--- Start The records ---

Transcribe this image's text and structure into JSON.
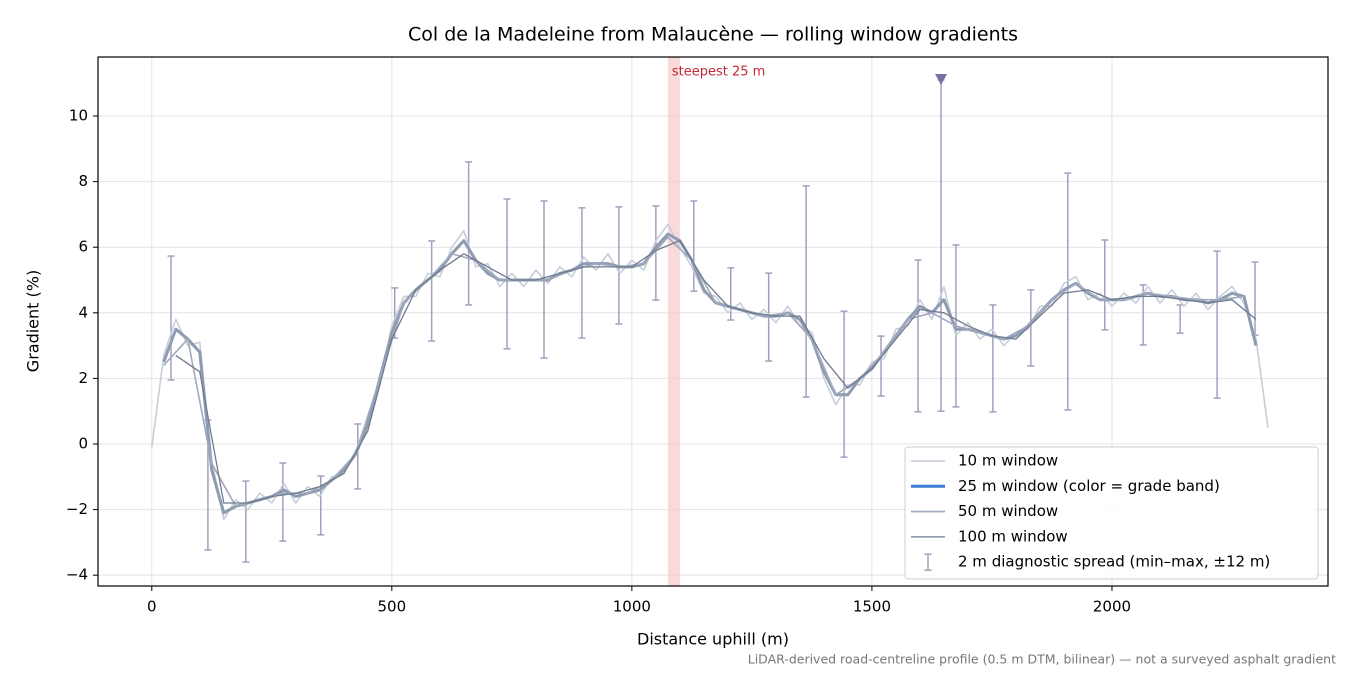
{
  "chart_data": {
    "type": "line",
    "title": "Col de la Madeleine from Malaucène — rolling window gradients",
    "x_label": "Distance uphill (m)",
    "y_label": "Gradient (%)",
    "footnote": "LiDAR-derived road-centreline profile (0.5 m DTM, bilinear) — not a surveyed asphalt gradient",
    "xlim": [
      -112,
      2450
    ],
    "ylim": [
      -4.33,
      11.8
    ],
    "xticks": [
      0,
      500,
      1000,
      1500,
      2000
    ],
    "yticks": [
      {
        "value": -4,
        "label": "−4"
      },
      {
        "value": -2,
        "label": "−2"
      },
      0,
      2,
      4,
      6,
      8,
      10
    ],
    "grid": true,
    "legend_loc": "lower right",
    "highlight": {
      "label": "steepest 25 m",
      "x": [
        1075,
        1100
      ],
      "color": "#f6c9c9",
      "label_color": "#c0283a"
    },
    "series": [
      {
        "name": "10 m window",
        "color": "#c6ceda",
        "width": 1.6,
        "x": [
          0,
          25,
          50,
          75,
          100,
          125,
          150,
          175,
          200,
          225,
          250,
          275,
          300,
          325,
          350,
          375,
          400,
          425,
          450,
          475,
          500,
          525,
          550,
          575,
          600,
          625,
          650,
          675,
          700,
          725,
          750,
          775,
          800,
          825,
          850,
          875,
          900,
          925,
          950,
          975,
          1000,
          1025,
          1050,
          1075,
          1100,
          1125,
          1150,
          1175,
          1200,
          1225,
          1250,
          1275,
          1300,
          1325,
          1350,
          1375,
          1400,
          1425,
          1450,
          1475,
          1500,
          1525,
          1550,
          1575,
          1600,
          1625,
          1650,
          1675,
          1700,
          1725,
          1750,
          1775,
          1800,
          1825,
          1850,
          1875,
          1900,
          1925,
          1950,
          1975,
          2000,
          2025,
          2050,
          2075,
          2100,
          2125,
          2150,
          2175,
          2200,
          2225,
          2250,
          2275,
          2300,
          2325
        ],
        "values": [
          -0.1,
          2.7,
          3.8,
          3.0,
          3.1,
          -0.5,
          -2.3,
          -1.7,
          -2.0,
          -1.5,
          -1.8,
          -1.2,
          -1.8,
          -1.3,
          -1.6,
          -1.0,
          -0.9,
          -0.2,
          0.8,
          1.8,
          3.6,
          4.5,
          4.5,
          5.2,
          5.1,
          6.0,
          6.5,
          5.4,
          5.5,
          4.8,
          5.2,
          4.8,
          5.3,
          4.9,
          5.4,
          5.1,
          5.7,
          5.3,
          5.8,
          5.2,
          5.6,
          5.3,
          6.2,
          6.7,
          6.0,
          5.4,
          4.6,
          4.5,
          4.0,
          4.3,
          3.8,
          4.1,
          3.7,
          4.2,
          3.6,
          3.4,
          2.0,
          1.2,
          1.8,
          1.8,
          2.5,
          2.6,
          3.5,
          3.6,
          4.4,
          3.8,
          4.8,
          3.3,
          3.7,
          3.2,
          3.5,
          3.0,
          3.4,
          3.5,
          4.2,
          4.2,
          4.9,
          5.1,
          4.4,
          4.6,
          4.2,
          4.6,
          4.3,
          4.8,
          4.3,
          4.7,
          4.2,
          4.6,
          4.1,
          4.5,
          4.8,
          4.3,
          3.2,
          0.5
        ]
      },
      {
        "name": "25 m window (color = grade band)",
        "color": "#8e9cb1",
        "legend_color": "#3a7bd5",
        "width": 3,
        "x": [
          25,
          50,
          75,
          100,
          125,
          150,
          175,
          200,
          225,
          250,
          275,
          300,
          325,
          350,
          375,
          400,
          425,
          450,
          475,
          500,
          525,
          550,
          575,
          600,
          625,
          650,
          675,
          700,
          725,
          750,
          775,
          800,
          825,
          850,
          875,
          900,
          925,
          950,
          975,
          1000,
          1025,
          1050,
          1075,
          1100,
          1125,
          1150,
          1175,
          1200,
          1225,
          1250,
          1275,
          1300,
          1325,
          1350,
          1375,
          1400,
          1425,
          1450,
          1475,
          1500,
          1525,
          1550,
          1575,
          1600,
          1625,
          1650,
          1675,
          1700,
          1725,
          1750,
          1775,
          1800,
          1825,
          1850,
          1875,
          1900,
          1925,
          1950,
          1975,
          2000,
          2025,
          2050,
          2075,
          2100,
          2125,
          2150,
          2175,
          2200,
          2225,
          2250,
          2275,
          2300
        ],
        "values": [
          2.5,
          3.5,
          3.2,
          2.8,
          -0.8,
          -2.1,
          -1.9,
          -1.8,
          -1.7,
          -1.6,
          -1.4,
          -1.6,
          -1.5,
          -1.4,
          -1.1,
          -0.8,
          -0.3,
          0.6,
          2.0,
          3.4,
          4.3,
          4.7,
          5.0,
          5.3,
          5.8,
          6.2,
          5.6,
          5.2,
          5.0,
          5.0,
          5.0,
          5.0,
          5.0,
          5.2,
          5.3,
          5.5,
          5.5,
          5.5,
          5.4,
          5.4,
          5.5,
          6.0,
          6.4,
          6.2,
          5.6,
          4.7,
          4.3,
          4.2,
          4.1,
          4.0,
          3.9,
          3.9,
          4.0,
          3.8,
          3.2,
          2.2,
          1.5,
          1.5,
          2.0,
          2.3,
          2.8,
          3.3,
          3.8,
          4.2,
          4.0,
          4.4,
          3.5,
          3.5,
          3.4,
          3.3,
          3.2,
          3.3,
          3.6,
          4.0,
          4.4,
          4.7,
          4.9,
          4.6,
          4.4,
          4.4,
          4.4,
          4.5,
          4.6,
          4.5,
          4.5,
          4.4,
          4.4,
          4.3,
          4.4,
          4.6,
          4.5,
          3.0
        ]
      },
      {
        "name": "50 m window",
        "color": "#a1a9be",
        "width": 1.6,
        "x": [
          25,
          75,
          125,
          175,
          225,
          275,
          325,
          375,
          425,
          475,
          525,
          575,
          625,
          675,
          725,
          775,
          825,
          875,
          925,
          975,
          1025,
          1075,
          1125,
          1175,
          1225,
          1275,
          1325,
          1375,
          1425,
          1475,
          1525,
          1575,
          1625,
          1675,
          1725,
          1775,
          1825,
          1875,
          1925,
          1975,
          2025,
          2075,
          2125,
          2175,
          2225,
          2275
        ],
        "values": [
          2.4,
          3.2,
          -0.6,
          -1.9,
          -1.7,
          -1.5,
          -1.5,
          -1.1,
          -0.3,
          2.0,
          4.3,
          5.0,
          5.8,
          5.6,
          5.0,
          5.0,
          5.0,
          5.3,
          5.5,
          5.4,
          5.5,
          6.3,
          5.6,
          4.3,
          4.1,
          3.9,
          4.0,
          3.2,
          1.5,
          2.0,
          2.8,
          3.8,
          4.0,
          3.6,
          3.4,
          3.2,
          3.6,
          4.4,
          4.9,
          4.4,
          4.4,
          4.6,
          4.5,
          4.4,
          4.4,
          4.5
        ]
      },
      {
        "name": "100 m window",
        "color": "#6f7b8f",
        "width": 1.3,
        "x": [
          50,
          100,
          150,
          200,
          250,
          300,
          350,
          400,
          450,
          500,
          550,
          600,
          650,
          700,
          750,
          800,
          850,
          900,
          950,
          1000,
          1050,
          1100,
          1150,
          1200,
          1250,
          1300,
          1350,
          1400,
          1450,
          1500,
          1550,
          1600,
          1650,
          1700,
          1750,
          1800,
          1850,
          1900,
          1950,
          2000,
          2050,
          2100,
          2150,
          2200,
          2250,
          2300
        ],
        "values": [
          2.7,
          2.2,
          -1.8,
          -1.8,
          -1.6,
          -1.5,
          -1.3,
          -0.9,
          0.4,
          3.2,
          4.7,
          5.3,
          5.8,
          5.4,
          5.0,
          5.0,
          5.2,
          5.4,
          5.4,
          5.4,
          5.9,
          6.2,
          5.0,
          4.2,
          4.0,
          3.9,
          3.9,
          2.6,
          1.7,
          2.3,
          3.2,
          4.1,
          4.0,
          3.6,
          3.3,
          3.2,
          3.9,
          4.6,
          4.7,
          4.4,
          4.5,
          4.5,
          4.4,
          4.3,
          4.4,
          3.8
        ]
      }
    ],
    "errorbars": {
      "name": "2 m diagnostic spread (min–max, ±12 m)",
      "color": "#a39fbf",
      "x": [
        40,
        117,
        196,
        273,
        352,
        429,
        506,
        583,
        660,
        740,
        817,
        896,
        973,
        1050,
        1129,
        1206,
        1285,
        1363,
        1442,
        1519,
        1596,
        1644,
        1675,
        1752,
        1831,
        1908,
        1985,
        2065,
        2142,
        2219,
        2298
      ],
      "min": [
        1.95,
        -3.23,
        -3.6,
        -2.96,
        -2.77,
        -1.37,
        3.23,
        3.14,
        4.24,
        2.9,
        2.62,
        3.23,
        3.66,
        4.39,
        4.66,
        3.78,
        2.53,
        1.43,
        -0.4,
        1.46,
        0.98,
        1.0,
        1.13,
        0.98,
        2.38,
        1.04,
        3.48,
        3.02,
        3.38,
        1.4,
        3.32
      ],
      "max": [
        5.73,
        0.73,
        -1.13,
        -0.58,
        -0.98,
        0.61,
        4.76,
        6.19,
        8.6,
        7.47,
        7.41,
        7.2,
        7.23,
        7.26,
        7.41,
        5.37,
        5.21,
        7.87,
        4.05,
        3.29,
        5.61,
        11.1,
        6.07,
        4.24,
        4.7,
        8.26,
        6.22,
        4.85,
        4.24,
        5.88,
        5.55
      ]
    },
    "outlier_marker": {
      "x": 1644,
      "y": 11.1,
      "color": "#7b6fa3"
    }
  }
}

--- End The records ---

Task to carry out:
Collect each line of the entries that has the word "name", copying it in full.

Problem solution:
        "name": "10 m window",
        "name": "25 m window (color = grade band)",
        "name": "50 m window",
        "name": "100 m window",
      "name": "2 m diagnostic spread (min–max, ±12 m)",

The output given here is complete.